→ Given exercise:
Report every line in the listing below where the string "screenshot" shows up.

────────────────────

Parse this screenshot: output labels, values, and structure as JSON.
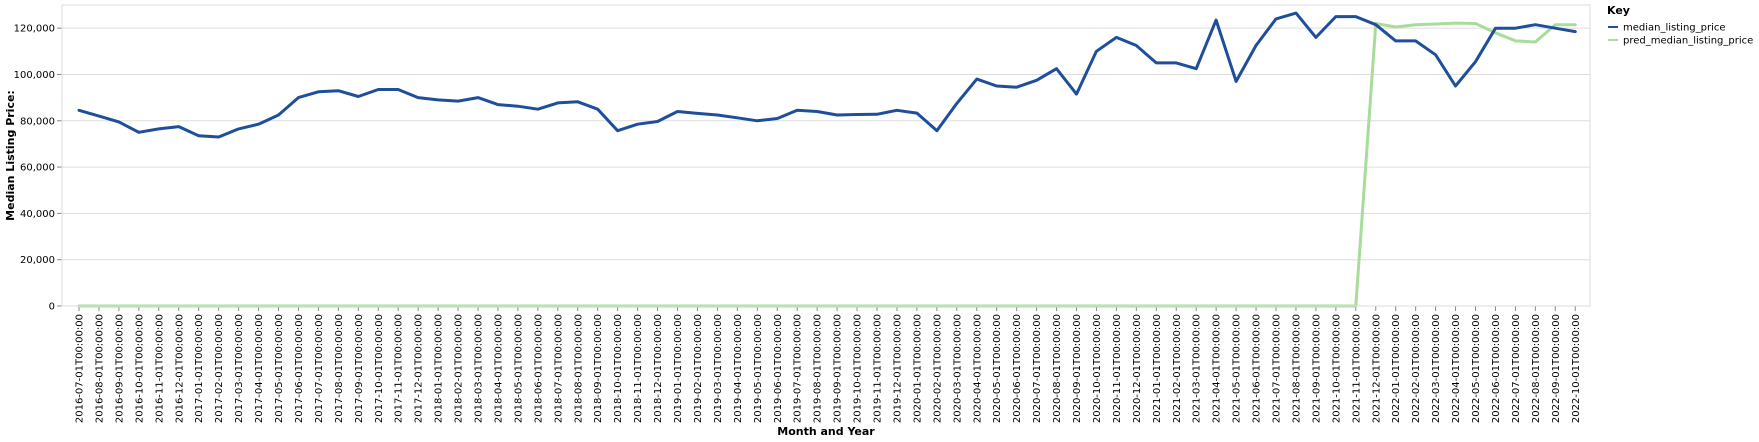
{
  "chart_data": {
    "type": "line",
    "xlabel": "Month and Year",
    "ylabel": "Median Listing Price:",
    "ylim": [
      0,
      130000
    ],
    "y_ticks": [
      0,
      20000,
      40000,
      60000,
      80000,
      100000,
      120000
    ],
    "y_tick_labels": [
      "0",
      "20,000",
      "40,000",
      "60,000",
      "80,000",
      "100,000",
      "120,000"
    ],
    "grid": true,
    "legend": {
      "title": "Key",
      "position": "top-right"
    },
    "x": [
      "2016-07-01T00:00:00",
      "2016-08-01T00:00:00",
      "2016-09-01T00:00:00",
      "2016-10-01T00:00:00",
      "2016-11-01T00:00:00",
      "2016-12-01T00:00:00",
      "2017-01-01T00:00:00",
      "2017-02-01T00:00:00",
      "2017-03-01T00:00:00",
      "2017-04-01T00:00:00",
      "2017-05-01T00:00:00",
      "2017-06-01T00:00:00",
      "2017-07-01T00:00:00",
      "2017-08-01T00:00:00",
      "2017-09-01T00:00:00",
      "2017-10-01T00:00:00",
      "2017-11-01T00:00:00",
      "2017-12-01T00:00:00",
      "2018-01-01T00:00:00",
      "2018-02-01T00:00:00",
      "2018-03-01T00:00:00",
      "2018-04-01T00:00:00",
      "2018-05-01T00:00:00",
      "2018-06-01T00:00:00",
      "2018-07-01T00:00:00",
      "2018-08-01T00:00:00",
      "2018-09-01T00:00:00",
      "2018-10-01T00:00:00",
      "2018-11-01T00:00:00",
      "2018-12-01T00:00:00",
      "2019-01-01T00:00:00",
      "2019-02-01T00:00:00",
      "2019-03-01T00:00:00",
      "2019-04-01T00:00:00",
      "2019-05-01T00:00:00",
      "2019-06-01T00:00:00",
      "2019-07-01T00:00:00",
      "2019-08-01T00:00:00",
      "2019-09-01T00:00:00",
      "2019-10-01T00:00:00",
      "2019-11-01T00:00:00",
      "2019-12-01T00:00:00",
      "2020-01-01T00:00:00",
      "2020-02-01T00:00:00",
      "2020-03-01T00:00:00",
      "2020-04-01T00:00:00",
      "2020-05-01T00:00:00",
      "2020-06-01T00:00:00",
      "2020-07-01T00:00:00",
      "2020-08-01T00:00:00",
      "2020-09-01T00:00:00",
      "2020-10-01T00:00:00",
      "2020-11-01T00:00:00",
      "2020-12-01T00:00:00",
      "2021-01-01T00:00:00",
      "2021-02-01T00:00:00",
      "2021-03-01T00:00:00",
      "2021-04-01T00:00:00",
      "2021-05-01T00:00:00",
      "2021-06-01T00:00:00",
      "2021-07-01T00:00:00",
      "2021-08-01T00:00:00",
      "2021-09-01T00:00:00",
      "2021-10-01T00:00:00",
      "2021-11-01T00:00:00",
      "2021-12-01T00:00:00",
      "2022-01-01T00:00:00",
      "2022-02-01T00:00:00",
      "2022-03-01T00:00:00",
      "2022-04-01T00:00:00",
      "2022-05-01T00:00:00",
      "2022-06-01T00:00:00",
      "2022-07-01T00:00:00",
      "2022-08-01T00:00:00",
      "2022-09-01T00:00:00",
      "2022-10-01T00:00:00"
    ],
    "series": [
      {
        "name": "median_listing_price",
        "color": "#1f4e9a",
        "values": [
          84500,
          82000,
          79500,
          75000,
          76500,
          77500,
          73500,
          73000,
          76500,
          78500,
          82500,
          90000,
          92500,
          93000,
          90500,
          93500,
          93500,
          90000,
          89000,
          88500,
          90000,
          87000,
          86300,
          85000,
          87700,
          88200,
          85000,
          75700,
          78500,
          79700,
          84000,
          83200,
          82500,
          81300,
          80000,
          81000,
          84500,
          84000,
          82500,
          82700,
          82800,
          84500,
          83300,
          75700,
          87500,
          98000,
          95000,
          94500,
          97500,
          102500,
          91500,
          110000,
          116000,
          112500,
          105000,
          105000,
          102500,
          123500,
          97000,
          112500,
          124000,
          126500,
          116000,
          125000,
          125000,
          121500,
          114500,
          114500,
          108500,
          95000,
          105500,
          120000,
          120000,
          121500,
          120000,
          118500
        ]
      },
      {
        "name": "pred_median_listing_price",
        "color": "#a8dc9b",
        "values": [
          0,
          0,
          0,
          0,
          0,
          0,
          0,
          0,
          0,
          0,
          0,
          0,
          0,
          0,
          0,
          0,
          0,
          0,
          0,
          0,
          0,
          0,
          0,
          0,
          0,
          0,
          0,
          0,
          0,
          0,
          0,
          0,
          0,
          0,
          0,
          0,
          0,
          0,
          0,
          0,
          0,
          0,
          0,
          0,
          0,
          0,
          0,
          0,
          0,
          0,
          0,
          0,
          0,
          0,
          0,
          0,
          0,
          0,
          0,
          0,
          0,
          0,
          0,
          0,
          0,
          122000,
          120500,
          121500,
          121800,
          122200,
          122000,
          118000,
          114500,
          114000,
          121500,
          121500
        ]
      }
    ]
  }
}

────────────────────

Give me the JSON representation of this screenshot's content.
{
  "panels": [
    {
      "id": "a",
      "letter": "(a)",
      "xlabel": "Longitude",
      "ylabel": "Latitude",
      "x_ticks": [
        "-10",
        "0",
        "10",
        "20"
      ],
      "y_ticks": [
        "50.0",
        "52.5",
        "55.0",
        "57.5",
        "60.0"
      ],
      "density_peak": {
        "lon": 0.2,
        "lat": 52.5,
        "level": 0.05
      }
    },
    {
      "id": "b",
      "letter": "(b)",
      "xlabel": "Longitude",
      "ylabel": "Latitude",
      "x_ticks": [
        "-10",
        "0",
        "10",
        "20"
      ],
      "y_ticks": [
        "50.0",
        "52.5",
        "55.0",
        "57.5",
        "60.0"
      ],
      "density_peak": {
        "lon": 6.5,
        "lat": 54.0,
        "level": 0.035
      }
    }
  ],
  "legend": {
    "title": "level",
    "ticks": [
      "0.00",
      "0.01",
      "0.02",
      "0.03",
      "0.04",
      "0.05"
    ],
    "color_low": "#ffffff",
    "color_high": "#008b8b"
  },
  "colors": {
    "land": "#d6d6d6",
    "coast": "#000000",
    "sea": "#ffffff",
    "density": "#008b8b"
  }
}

────────────────────

→ Full solution:
Parse this screenshot: output labels, values, and structure as JSON.
Give me the JSON representation of this screenshot's content.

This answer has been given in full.